Stated exercise
Collect all the lines that mention the word "staff".

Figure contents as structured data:

+++++

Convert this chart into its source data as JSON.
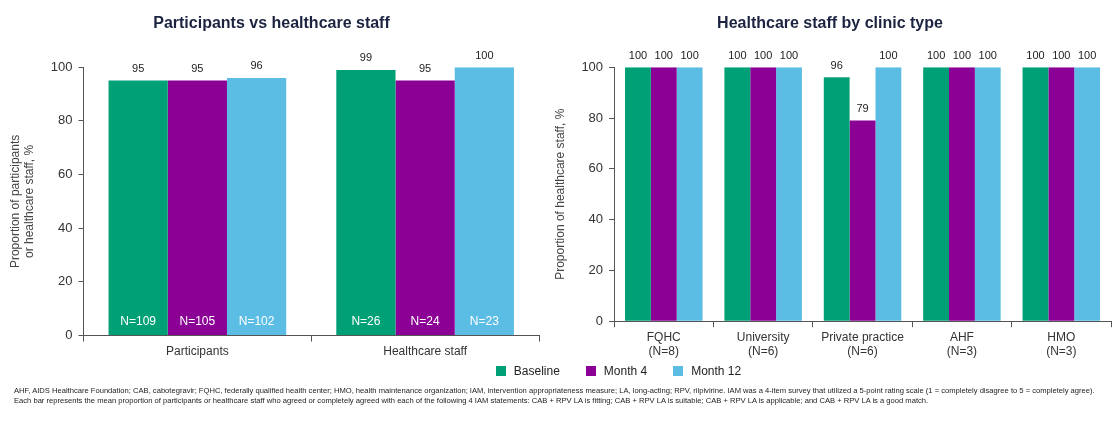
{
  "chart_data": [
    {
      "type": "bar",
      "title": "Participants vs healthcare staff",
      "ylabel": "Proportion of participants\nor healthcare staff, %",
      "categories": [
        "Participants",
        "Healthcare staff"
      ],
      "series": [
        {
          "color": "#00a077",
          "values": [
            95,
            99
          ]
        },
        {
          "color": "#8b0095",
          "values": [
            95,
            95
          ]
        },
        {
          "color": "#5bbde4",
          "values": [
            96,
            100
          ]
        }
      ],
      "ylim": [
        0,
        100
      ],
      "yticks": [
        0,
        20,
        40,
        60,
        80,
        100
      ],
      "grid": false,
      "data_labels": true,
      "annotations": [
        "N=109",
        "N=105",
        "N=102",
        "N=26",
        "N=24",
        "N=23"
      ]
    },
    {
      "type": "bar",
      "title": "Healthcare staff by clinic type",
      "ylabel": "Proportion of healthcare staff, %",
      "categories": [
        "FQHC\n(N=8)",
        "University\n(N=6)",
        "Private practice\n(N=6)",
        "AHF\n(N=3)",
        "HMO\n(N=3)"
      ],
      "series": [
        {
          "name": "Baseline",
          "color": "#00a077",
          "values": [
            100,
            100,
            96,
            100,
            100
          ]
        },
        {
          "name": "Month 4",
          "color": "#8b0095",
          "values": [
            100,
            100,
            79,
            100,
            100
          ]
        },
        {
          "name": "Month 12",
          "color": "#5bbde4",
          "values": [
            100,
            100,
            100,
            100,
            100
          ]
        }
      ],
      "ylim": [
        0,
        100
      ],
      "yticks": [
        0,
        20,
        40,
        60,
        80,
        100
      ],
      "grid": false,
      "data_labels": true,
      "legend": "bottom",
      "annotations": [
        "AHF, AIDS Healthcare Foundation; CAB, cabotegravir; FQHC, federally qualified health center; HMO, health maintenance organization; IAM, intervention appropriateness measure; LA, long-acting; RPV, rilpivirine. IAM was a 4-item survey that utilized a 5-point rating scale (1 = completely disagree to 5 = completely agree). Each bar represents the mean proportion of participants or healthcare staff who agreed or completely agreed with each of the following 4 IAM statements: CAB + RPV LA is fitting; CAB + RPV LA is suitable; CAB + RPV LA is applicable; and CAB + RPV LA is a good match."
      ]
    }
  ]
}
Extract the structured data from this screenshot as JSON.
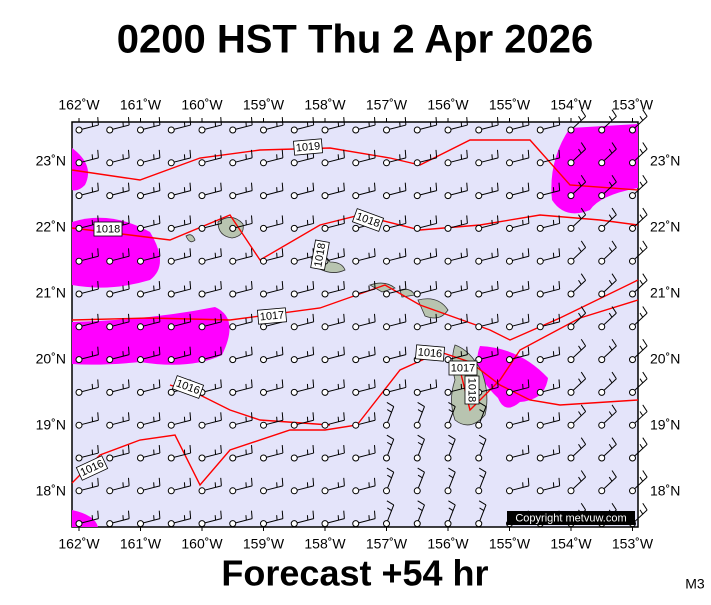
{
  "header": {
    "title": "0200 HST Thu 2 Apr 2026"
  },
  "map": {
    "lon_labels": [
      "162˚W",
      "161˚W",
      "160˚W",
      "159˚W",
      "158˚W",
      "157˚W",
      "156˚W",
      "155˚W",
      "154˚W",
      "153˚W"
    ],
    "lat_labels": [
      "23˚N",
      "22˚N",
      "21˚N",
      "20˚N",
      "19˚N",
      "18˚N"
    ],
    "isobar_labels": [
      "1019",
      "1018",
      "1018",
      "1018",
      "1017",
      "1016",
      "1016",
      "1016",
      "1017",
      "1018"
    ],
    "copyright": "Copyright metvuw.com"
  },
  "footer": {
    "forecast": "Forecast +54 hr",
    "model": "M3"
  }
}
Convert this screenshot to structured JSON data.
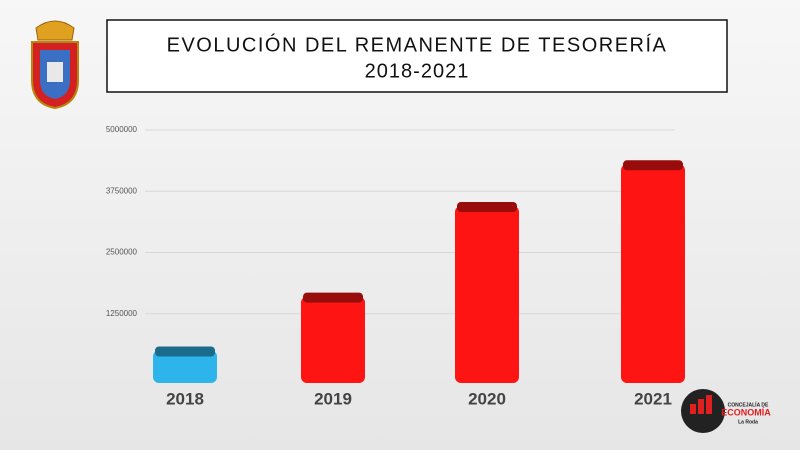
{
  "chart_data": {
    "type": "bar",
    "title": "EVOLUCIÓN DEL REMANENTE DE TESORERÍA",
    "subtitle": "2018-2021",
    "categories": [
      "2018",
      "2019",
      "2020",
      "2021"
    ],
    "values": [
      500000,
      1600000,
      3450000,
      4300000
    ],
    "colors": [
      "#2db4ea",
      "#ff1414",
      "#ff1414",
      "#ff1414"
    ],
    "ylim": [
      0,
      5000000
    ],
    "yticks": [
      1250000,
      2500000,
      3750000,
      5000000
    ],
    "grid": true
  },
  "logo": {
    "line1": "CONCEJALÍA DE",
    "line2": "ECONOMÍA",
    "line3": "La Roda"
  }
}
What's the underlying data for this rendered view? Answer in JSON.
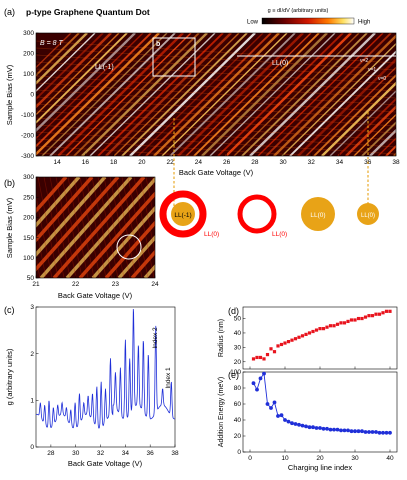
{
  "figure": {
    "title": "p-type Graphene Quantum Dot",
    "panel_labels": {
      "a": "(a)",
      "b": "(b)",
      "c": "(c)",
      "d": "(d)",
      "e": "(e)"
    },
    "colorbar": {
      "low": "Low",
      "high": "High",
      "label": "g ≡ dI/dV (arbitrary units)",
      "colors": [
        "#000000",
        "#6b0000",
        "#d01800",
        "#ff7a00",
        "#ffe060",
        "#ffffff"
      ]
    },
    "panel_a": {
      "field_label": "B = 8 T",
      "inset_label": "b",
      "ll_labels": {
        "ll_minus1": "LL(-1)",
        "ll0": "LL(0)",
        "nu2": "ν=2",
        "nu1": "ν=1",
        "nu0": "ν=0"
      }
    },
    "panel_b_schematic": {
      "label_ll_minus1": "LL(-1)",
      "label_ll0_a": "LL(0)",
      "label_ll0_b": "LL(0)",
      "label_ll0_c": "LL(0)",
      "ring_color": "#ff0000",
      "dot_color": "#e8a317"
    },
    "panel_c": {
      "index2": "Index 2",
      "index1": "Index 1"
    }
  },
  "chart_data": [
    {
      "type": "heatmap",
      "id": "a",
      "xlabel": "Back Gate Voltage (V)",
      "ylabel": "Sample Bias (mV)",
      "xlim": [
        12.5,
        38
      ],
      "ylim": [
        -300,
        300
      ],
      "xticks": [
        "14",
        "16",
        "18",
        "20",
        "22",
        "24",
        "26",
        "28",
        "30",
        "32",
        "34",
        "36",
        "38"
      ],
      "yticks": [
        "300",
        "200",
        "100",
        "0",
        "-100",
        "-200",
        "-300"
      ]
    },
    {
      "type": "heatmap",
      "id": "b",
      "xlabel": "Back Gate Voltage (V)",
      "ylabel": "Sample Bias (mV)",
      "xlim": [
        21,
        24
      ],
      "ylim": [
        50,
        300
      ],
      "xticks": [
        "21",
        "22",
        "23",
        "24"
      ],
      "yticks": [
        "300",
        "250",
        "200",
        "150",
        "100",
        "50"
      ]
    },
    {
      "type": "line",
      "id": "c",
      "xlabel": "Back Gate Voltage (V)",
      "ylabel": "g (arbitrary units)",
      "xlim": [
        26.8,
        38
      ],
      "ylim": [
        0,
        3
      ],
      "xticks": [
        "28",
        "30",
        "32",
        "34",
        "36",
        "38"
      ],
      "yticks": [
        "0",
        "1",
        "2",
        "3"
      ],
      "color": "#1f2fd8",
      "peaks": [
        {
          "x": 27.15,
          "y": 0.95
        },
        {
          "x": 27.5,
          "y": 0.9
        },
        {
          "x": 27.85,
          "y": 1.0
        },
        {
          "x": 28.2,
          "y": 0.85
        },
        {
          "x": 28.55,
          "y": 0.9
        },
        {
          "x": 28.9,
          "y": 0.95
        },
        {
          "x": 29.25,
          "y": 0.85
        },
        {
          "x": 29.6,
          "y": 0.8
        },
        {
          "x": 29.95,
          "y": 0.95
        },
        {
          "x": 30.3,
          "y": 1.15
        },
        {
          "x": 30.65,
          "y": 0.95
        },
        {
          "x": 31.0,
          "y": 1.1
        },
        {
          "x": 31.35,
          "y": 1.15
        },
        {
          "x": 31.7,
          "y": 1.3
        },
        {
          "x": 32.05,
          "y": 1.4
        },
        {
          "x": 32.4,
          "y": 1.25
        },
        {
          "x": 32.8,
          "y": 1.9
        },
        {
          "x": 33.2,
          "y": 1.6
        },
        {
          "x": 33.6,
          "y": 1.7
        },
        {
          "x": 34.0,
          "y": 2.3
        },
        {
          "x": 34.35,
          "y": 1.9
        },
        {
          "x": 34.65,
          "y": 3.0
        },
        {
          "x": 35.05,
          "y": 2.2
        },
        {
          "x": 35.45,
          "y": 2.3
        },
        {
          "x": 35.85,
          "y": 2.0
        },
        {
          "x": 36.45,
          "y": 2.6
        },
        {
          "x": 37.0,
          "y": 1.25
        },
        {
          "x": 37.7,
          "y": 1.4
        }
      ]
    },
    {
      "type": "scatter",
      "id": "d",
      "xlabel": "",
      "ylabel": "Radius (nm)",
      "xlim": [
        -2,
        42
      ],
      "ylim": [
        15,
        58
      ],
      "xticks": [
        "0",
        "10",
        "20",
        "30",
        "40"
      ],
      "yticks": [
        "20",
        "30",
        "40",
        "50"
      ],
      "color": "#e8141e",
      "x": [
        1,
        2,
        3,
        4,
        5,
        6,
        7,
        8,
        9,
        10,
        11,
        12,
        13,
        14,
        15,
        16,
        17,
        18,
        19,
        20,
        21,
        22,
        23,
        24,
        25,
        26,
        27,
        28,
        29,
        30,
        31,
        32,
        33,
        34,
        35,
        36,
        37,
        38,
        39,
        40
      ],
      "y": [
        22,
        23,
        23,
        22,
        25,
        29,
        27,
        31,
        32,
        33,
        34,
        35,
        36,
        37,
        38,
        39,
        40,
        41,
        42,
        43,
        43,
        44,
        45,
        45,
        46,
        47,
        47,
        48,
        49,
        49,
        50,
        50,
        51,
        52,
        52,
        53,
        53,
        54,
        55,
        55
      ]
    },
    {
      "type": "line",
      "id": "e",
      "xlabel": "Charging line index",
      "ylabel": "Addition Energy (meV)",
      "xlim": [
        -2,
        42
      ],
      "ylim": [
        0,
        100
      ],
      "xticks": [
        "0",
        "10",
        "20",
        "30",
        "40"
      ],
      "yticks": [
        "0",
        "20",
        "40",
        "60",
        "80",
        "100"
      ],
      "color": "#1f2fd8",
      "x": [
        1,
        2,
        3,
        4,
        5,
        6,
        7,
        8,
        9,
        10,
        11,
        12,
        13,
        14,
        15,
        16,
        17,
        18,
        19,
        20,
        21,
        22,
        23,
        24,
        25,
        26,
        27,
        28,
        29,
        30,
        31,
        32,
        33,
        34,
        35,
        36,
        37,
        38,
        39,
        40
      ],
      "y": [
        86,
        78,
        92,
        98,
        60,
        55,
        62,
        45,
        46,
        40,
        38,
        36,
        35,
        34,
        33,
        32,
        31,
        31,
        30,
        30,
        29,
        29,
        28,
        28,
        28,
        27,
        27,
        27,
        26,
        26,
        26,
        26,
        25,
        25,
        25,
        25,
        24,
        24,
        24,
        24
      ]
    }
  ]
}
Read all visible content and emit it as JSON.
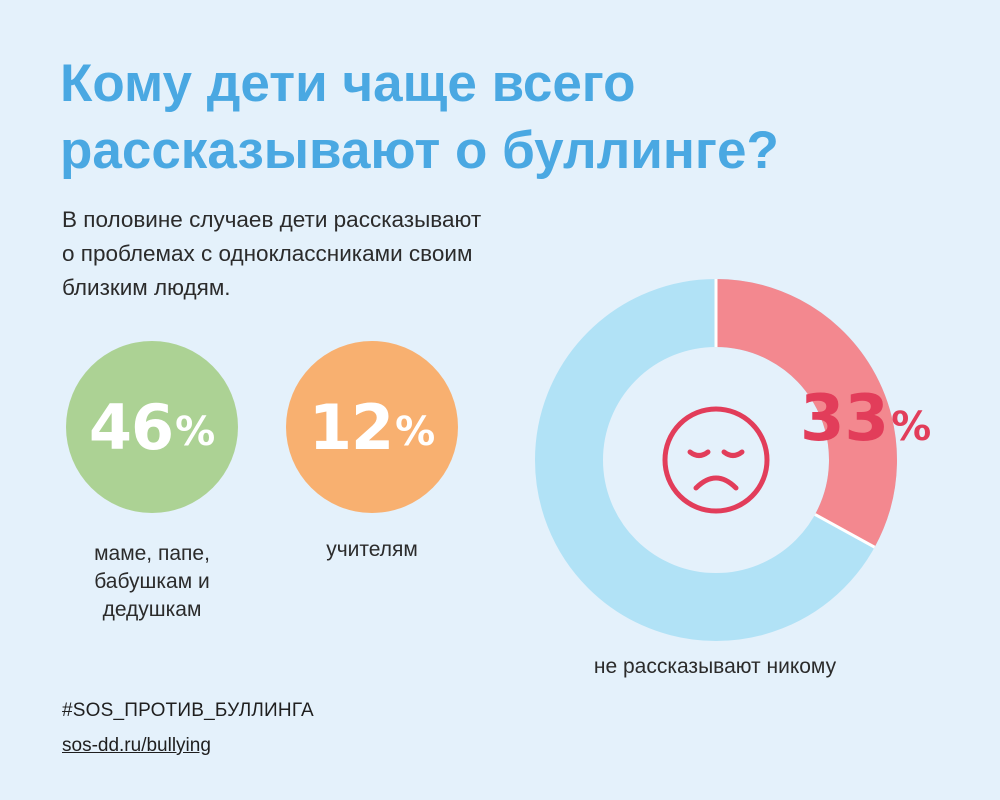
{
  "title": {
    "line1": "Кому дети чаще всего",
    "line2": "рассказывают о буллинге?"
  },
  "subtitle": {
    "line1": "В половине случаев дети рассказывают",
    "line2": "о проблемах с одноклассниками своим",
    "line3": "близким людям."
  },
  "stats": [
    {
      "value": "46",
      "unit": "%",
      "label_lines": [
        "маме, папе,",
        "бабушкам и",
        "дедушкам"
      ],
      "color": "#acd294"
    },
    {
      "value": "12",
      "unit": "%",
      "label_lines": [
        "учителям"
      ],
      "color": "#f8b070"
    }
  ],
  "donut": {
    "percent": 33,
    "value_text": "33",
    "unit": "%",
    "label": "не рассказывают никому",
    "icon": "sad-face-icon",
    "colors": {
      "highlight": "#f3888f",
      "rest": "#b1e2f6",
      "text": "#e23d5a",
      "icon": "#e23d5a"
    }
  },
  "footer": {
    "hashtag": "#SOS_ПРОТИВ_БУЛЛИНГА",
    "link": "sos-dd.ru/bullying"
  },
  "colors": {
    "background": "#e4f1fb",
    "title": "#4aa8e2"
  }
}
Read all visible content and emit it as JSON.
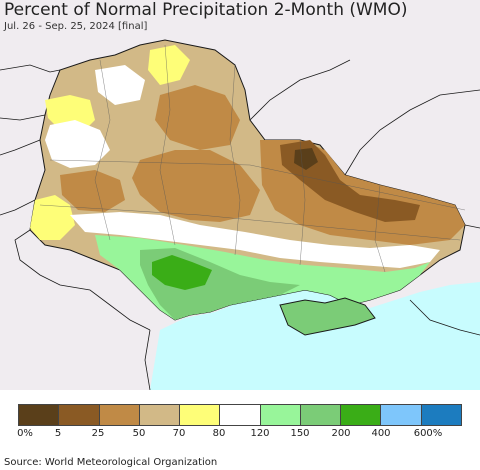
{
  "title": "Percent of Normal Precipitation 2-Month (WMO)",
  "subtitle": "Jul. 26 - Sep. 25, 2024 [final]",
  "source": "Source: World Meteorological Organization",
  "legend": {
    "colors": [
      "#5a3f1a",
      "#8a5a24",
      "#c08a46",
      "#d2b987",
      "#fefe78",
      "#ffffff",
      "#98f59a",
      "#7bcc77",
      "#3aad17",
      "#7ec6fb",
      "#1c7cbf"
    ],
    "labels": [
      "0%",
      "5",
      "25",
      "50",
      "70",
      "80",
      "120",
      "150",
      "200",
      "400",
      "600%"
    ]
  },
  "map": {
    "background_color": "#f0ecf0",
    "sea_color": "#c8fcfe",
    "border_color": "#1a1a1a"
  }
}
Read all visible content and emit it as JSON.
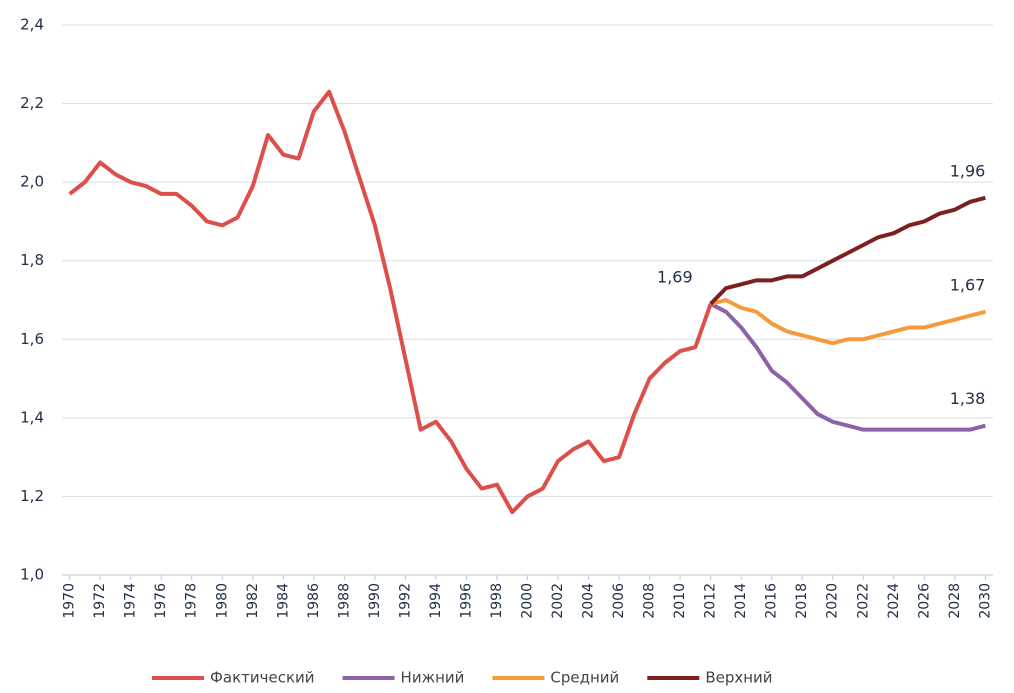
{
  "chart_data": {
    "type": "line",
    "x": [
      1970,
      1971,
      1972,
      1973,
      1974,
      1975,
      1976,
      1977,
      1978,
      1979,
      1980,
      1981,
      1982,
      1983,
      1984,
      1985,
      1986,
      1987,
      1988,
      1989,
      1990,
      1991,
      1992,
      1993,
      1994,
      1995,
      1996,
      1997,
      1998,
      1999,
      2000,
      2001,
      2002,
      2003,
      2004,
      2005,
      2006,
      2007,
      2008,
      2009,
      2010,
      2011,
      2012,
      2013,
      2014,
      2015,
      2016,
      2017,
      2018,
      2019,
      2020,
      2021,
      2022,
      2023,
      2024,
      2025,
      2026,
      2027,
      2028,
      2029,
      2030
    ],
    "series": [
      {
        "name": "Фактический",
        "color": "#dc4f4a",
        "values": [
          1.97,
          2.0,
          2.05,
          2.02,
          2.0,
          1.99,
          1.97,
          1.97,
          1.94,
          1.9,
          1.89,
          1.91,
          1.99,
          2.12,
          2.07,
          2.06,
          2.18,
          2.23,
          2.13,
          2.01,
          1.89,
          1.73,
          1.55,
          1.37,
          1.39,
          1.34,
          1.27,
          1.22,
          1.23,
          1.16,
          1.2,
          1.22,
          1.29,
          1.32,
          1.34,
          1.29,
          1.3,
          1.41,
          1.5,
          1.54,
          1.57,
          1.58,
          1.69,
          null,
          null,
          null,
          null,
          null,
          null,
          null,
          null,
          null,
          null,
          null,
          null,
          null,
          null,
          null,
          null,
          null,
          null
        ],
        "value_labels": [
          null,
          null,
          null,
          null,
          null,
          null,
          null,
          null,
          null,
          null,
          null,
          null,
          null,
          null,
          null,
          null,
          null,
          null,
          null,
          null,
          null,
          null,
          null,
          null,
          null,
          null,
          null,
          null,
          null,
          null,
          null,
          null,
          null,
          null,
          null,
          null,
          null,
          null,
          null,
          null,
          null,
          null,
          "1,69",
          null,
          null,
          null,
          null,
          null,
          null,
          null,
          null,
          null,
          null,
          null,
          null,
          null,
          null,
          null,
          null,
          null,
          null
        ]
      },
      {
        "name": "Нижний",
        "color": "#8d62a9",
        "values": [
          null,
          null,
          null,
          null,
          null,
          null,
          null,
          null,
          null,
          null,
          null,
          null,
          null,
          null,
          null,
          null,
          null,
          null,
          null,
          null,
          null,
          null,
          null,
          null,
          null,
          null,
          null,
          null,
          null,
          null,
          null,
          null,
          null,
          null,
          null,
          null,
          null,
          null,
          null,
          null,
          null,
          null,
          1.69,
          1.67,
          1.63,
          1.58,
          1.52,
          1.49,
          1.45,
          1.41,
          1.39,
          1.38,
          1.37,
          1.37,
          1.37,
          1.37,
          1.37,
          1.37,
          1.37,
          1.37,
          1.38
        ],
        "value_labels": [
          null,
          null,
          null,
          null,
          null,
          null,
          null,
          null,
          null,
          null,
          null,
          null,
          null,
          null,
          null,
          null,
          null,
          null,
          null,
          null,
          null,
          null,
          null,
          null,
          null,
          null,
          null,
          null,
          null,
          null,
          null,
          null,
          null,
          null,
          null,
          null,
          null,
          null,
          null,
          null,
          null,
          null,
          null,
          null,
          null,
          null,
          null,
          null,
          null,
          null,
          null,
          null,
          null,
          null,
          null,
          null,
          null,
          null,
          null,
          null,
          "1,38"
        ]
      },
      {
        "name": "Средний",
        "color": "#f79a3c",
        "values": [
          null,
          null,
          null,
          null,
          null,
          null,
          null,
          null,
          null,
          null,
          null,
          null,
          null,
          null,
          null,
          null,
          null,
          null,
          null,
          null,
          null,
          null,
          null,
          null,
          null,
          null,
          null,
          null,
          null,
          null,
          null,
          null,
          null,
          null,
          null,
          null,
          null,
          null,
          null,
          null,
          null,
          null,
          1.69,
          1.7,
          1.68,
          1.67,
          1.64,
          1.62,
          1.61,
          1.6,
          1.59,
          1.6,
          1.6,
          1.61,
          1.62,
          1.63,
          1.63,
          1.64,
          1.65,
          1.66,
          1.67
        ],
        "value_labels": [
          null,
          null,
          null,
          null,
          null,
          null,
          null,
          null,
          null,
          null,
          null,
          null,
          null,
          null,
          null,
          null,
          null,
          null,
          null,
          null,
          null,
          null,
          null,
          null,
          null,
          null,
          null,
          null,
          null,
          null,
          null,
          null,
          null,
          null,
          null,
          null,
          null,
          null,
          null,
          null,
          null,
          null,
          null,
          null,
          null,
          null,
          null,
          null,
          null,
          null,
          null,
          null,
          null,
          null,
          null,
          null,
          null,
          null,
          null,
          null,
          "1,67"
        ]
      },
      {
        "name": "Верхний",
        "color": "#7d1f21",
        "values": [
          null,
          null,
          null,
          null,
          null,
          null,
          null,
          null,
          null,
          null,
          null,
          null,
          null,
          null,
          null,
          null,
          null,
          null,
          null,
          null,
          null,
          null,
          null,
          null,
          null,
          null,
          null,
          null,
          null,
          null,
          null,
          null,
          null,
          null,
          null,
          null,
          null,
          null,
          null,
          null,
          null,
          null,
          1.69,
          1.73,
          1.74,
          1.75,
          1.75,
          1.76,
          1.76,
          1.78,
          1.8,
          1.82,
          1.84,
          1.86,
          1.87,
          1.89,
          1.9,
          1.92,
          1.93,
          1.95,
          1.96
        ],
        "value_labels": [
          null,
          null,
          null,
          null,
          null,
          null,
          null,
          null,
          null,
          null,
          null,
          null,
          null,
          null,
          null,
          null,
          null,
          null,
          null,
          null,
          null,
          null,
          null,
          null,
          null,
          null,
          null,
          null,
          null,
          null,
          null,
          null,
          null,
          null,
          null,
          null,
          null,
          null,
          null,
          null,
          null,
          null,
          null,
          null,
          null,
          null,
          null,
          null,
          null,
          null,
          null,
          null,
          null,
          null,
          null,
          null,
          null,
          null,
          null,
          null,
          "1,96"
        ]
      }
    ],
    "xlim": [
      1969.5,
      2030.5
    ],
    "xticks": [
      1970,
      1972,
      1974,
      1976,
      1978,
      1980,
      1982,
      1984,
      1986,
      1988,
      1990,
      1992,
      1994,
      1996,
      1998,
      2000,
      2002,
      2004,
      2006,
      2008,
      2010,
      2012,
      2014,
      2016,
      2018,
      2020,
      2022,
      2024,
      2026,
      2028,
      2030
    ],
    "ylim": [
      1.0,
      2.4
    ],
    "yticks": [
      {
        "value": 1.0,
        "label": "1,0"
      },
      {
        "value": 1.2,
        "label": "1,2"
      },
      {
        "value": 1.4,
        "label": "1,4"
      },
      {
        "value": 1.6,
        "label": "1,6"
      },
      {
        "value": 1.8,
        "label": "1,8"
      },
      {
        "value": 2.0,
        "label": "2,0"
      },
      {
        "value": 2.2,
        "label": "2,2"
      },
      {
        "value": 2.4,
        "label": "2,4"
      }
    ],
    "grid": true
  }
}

+++++

Answer to this exercise
      "title": "Participants vs healthcare staff",
      "ylabel": "Proportion of participants\nor healthcare staff, %",
        "Healthcare staff"
      "title": "Healthcare staff by clinic type",
      "ylabel": "Proportion of healthcare staff, %",
        "AHF, AIDS Healthcare Foundation; CAB, cabotegravir; FQHC, federally qualified health center; HMO, health maintenance organization; IAM, intervention appropriateness measure; LA, long-acting; RPV, rilpivirine. IAM was a 4-item survey that utilized a 5-point rating scale (1 = completely disagree to 5 = completely agree). Each bar represents the mean proportion of participants or healthcare staff who agreed or completely agreed with each of the following 4 IAM statements: CAB + RPV LA is fitting; CAB + RPV LA is suitable; CAB + RPV LA is applicable; and CAB + RPV LA is a good match."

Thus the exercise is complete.